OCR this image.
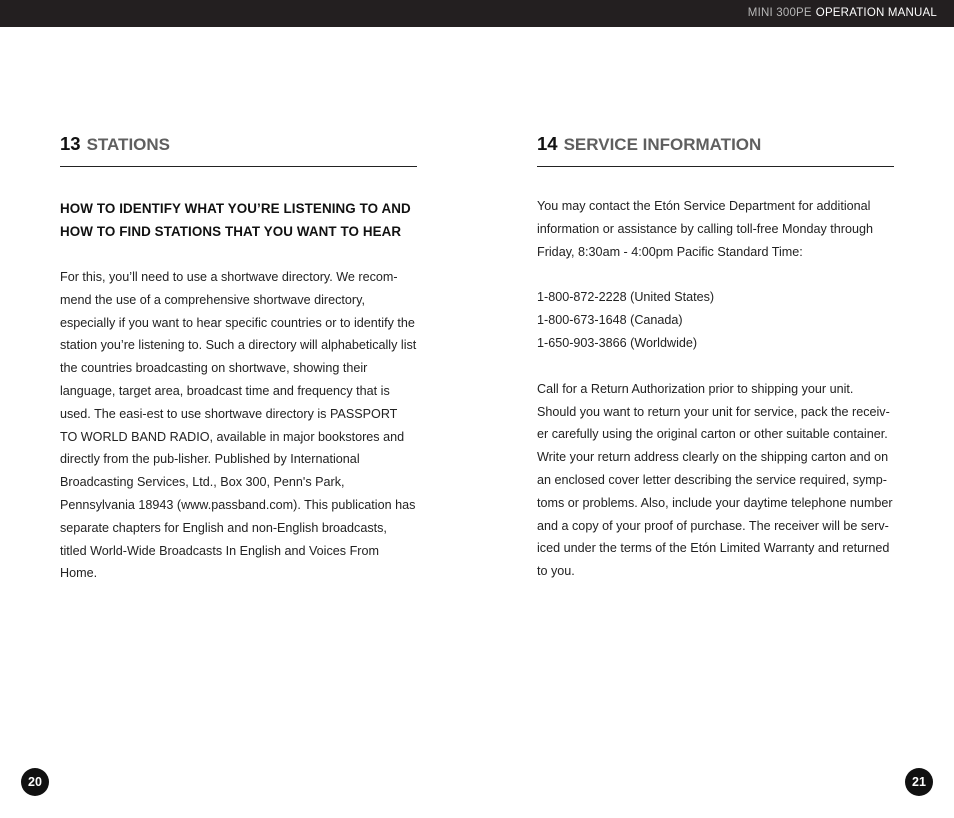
MINI 300PE OPERATION MANUAL
13 STATIONS

HOW TO IDENTIFY WHAT YOU’RE LISTENING TO AND HOW TO FIND STATIONS THAT YOU WANT TO HEAR

For this, you’ll need to use a shortwave directory. We recom-mend the use of a comprehensive shortwave directory, especially if you want to hear specific countries or to identify the station you’re listening to. Such a directory will alphabetically list the countries broadcasting on shortwave, showing their language, target area, broadcast time and frequency that is used. The easi-est to use shortwave directory is PASSPORT TO WORLD BAND RADIO, available in major bookstores and directly from the pub-lisher. Published by International Broadcasting Services, Ltd., Box 300, Penn's Park, Pennsylvania 18943 (www.passband.com). This publication has separate chapters for English and non-English broadcasts, titled World-Wide Broadcasts In English and Voices From Home.

14 SERVICE INFORMATION

You may contact the Etón Service Department for additional information or assistance by calling toll-free Monday through Friday, 8:30am - 4:00pm Pacific Standard Time:

1-800-872-2228 (United States)
1-800-673-1648 (Canada)
1-650-903-3866 (Worldwide)

Call for a Return Authorization prior to shipping your unit. Should you want to return your unit for service, pack the receiv-er carefully using the original carton or other suitable container. Write your return address clearly on the shipping carton and on an enclosed cover letter describing the service required, symp-toms or problems. Also, include your daytime telephone number and a copy of your proof of purchase. The receiver will be serv-iced under the terms of the Etón Limited Warranty and returned to you.

20	21
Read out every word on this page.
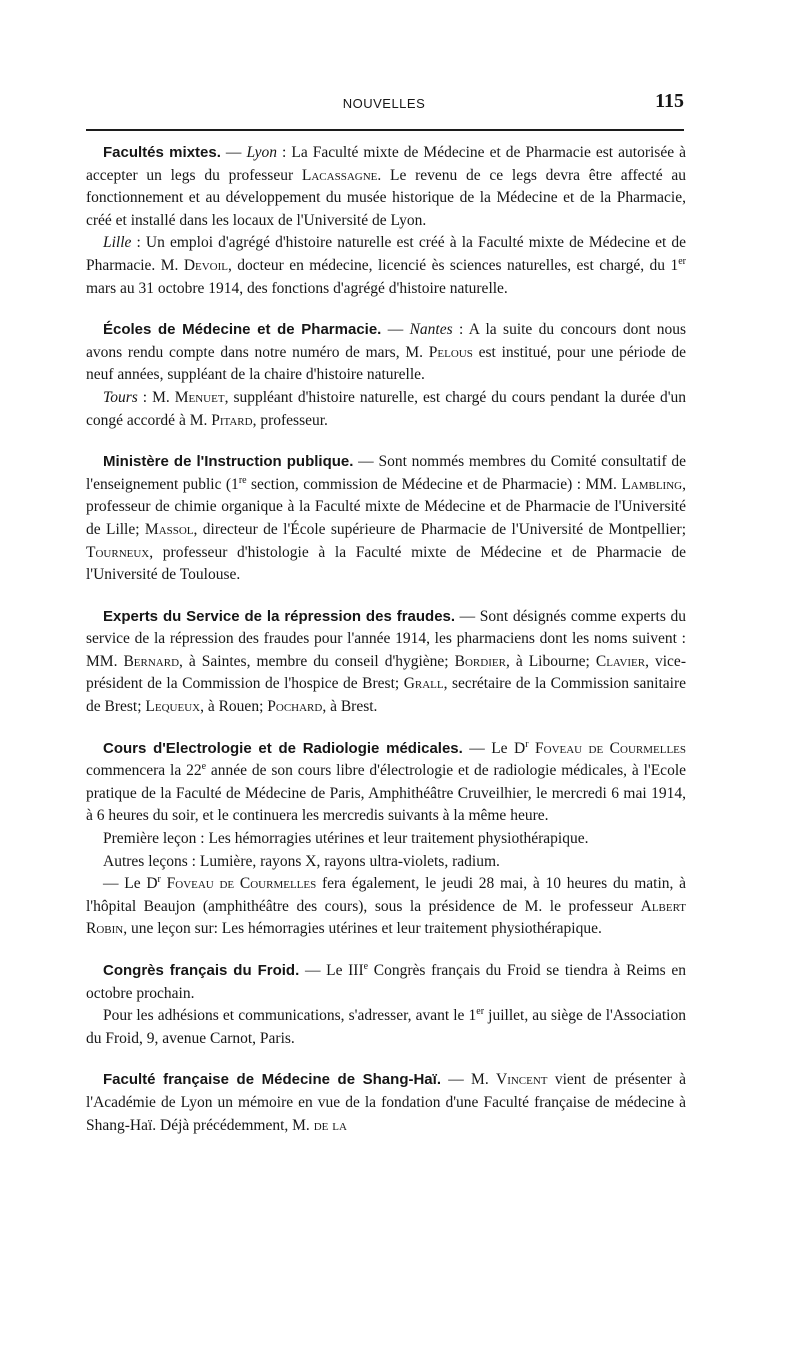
NOUVELLES	115

Facultés mixtes. — Lyon : La Faculté mixte de Médecine et de Pharmacie est autorisée à accepter un legs du professeur Lacassagne. Le revenu de ce legs devra être affecté au fonctionnement et au développement du musée historique de la Médecine et de la Pharmacie, créé et installé dans les locaux de l'Université de Lyon.

Lille : Un emploi d'agrégé d'histoire naturelle est créé à la Faculté mixte de Médecine et de Pharmacie. M. Devoil, docteur en médecine, licencié ès sciences naturelles, est chargé, du 1er mars au 31 octobre 1914, des fonctions d'agrégé d'histoire naturelle.

Écoles de Médecine et de Pharmacie. — Nantes : A la suite du concours dont nous avons rendu compte dans notre numéro de mars, M. Pelous est institué, pour une période de neuf années, suppléant de la chaire d'histoire naturelle.

Tours : M. Menuet, suppléant d'histoire naturelle, est chargé du cours pendant la durée d'un congé accordé à M. Pitard, professeur.

Ministère de l'Instruction publique. — Sont nommés membres du Comité consultatif de l'enseignement public (1re section, commission de Médecine et de Pharmacie) : MM. Lambling, professeur de chimie organique à la Faculté mixte de Médecine et de Pharmacie de l'Université de Lille; Massol, directeur de l'École supérieure de Pharmacie de l'Université de Montpellier; Tourneux, professeur d'histologie à la Faculté mixte de Médecine et de Pharmacie de l'Université de Toulouse.

Experts du Service de la répression des fraudes. — Sont désignés comme experts du service de la répression des fraudes pour l'année 1914, les pharmaciens dont les noms suivent : MM. Bernard, à Saintes, membre du conseil d'hygiène; Bordier, à Libourne; Clavier, vice-président de la Commission de l'hospice de Brest; Grall, secrétaire de la Commission sanitaire de Brest; Lequeux, à Rouen; Pochard, à Brest.

Cours d'Electrologie et de Radiologie médicales. — Le $D^r$ Foveau de Courmelles commencera la 22e année de son cours libre d'électrologie et de radiologie médicales, à l'Ecole pratique de la Faculté de Médecine de Paris, Amphithéâtre Cruveilhier, le mercredi 6 mai 1914, à 6 heures du soir, et le continuera les mercredis suivants à la même heure.

Première leçon : Les hémorragies utérines et leur traitement physiothérapique.

Autres leçons : Lumière, rayons X, rayons ultra-violets, radium.

— Le $D^r$ Foveau de Courmelles fera également, le jeudi 28 mai, à 10 heures du matin, à l'hôpital Beaujon (amphithéâtre des cours), sous la présidence de M. le professeur Albert Robin, une leçon sur: Les hémorragies utérines et leur traitement physiothérapique.

Congrès français du Froid. — Le IIIe Congrès français du Froid se tiendra à Reims en octobre prochain.

Pour les adhésions et communications, s'adresser, avant le 1er juillet, au siège de l'Association du Froid, 9, avenue Carnot, Paris.

Faculté française de Médecine de Shang-Haï. — M. Vincent vient de présenter à l'Académie de Lyon un mémoire en vue de la fondation d'une Faculté française de médecine à Shang-Haï. Déjà précédemment, M. de la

********

Each line of the data should be quoted exactly, with pictures left out.

OCR this image.
MINI 300PE OPERATION MANUAL
13 STATIONS

HOW TO IDENTIFY WHAT YOU’RE LISTENING TO AND HOW TO FIND STATIONS THAT YOU WANT TO HEAR

For this, you’ll need to use a shortwave directory. We recom-mend the use of a comprehensive shortwave directory, especially if you want to hear specific countries or to identify the station you’re listening to. Such a directory will alphabetically list the countries broadcasting on shortwave, showing their language, target area, broadcast time and frequency that is used. The easi-est to use shortwave directory is PASSPORT TO WORLD BAND RADIO, available in major bookstores and directly from the pub-lisher. Published by International Broadcasting Services, Ltd., Box 300, Penn's Park, Pennsylvania 18943 (www.passband.com). This publication has separate chapters for English and non-English broadcasts, titled World-Wide Broadcasts In English and Voices From Home.

14 SERVICE INFORMATION

You may contact the Etón Service Department for additional information or assistance by calling toll-free Monday through Friday, 8:30am - 4:00pm Pacific Standard Time:

1-800-872-2228 (United States)
1-800-673-1648 (Canada)
1-650-903-3866 (Worldwide)

Call for a Return Authorization prior to shipping your unit. Should you want to return your unit for service, pack the receiv-er carefully using the original carton or other suitable container. Write your return address clearly on the shipping carton and on an enclosed cover letter describing the service required, symp-toms or problems. Also, include your daytime telephone number and a copy of your proof of purchase. The receiver will be serv-iced under the terms of the Etón Limited Warranty and returned to you.

20	21
Read out every word on this page.
NOUVELLES	115

Facultés mixtes. — Lyon : La Faculté mixte de Médecine et de Pharmacie est autorisée à accepter un legs du professeur Lacassagne. Le revenu de ce legs devra être affecté au fonctionnement et au développement du musée historique de la Médecine et de la Pharmacie, créé et installé dans les locaux de l'Université de Lyon.

Lille : Un emploi d'agrégé d'histoire naturelle est créé à la Faculté mixte de Médecine et de Pharmacie. M. Devoil, docteur en médecine, licencié ès sciences naturelles, est chargé, du 1er mars au 31 octobre 1914, des fonctions d'agrégé d'histoire naturelle.

Écoles de Médecine et de Pharmacie. — Nantes : A la suite du concours dont nous avons rendu compte dans notre numéro de mars, M. Pelous est institué, pour une période de neuf années, suppléant de la chaire d'histoire naturelle.

Tours : M. Menuet, suppléant d'histoire naturelle, est chargé du cours pendant la durée d'un congé accordé à M. Pitard, professeur.

Ministère de l'Instruction publique. — Sont nommés membres du Comité consultatif de l'enseignement public (1re section, commission de Médecine et de Pharmacie) : MM. Lambling, professeur de chimie organique à la Faculté mixte de Médecine et de Pharmacie de l'Université de Lille; Massol, directeur de l'École supérieure de Pharmacie de l'Université de Montpellier; Tourneux, professeur d'histologie à la Faculté mixte de Médecine et de Pharmacie de l'Université de Toulouse.

Experts du Service de la répression des fraudes. — Sont désignés comme experts du service de la répression des fraudes pour l'année 1914, les pharmaciens dont les noms suivent : MM. Bernard, à Saintes, membre du conseil d'hygiène; Bordier, à Libourne; Clavier, vice-président de la Commission de l'hospice de Brest; Grall, secrétaire de la Commission sanitaire de Brest; Lequeux, à Rouen; Pochard, à Brest.

Cours d'Electrologie et de Radiologie médicales. — Le $D^r$ Foveau de Courmelles commencera la 22e année de son cours libre d'électrologie et de radiologie médicales, à l'Ecole pratique de la Faculté de Médecine de Paris, Amphithéâtre Cruveilhier, le mercredi 6 mai 1914, à 6 heures du soir, et le continuera les mercredis suivants à la même heure.

Première leçon : Les hémorragies utérines et leur traitement physiothérapique.

Autres leçons : Lumière, rayons X, rayons ultra-violets, radium.

— Le $D^r$ Foveau de Courmelles fera également, le jeudi 28 mai, à 10 heures du matin, à l'hôpital Beaujon (amphithéâtre des cours), sous la présidence de M. le professeur Albert Robin, une leçon sur: Les hémorragies utérines et leur traitement physiothérapique.

Congrès français du Froid. — Le IIIe Congrès français du Froid se tiendra à Reims en octobre prochain.

Pour les adhésions et communications, s'adresser, avant le 1er juillet, au siège de l'Association du Froid, 9, avenue Carnot, Paris.

Faculté française de Médecine de Shang-Haï. — M. Vincent vient de présenter à l'Académie de Lyon un mémoire en vue de la fondation d'une Faculté française de médecine à Shang-Haï. Déjà précédemment, M. de la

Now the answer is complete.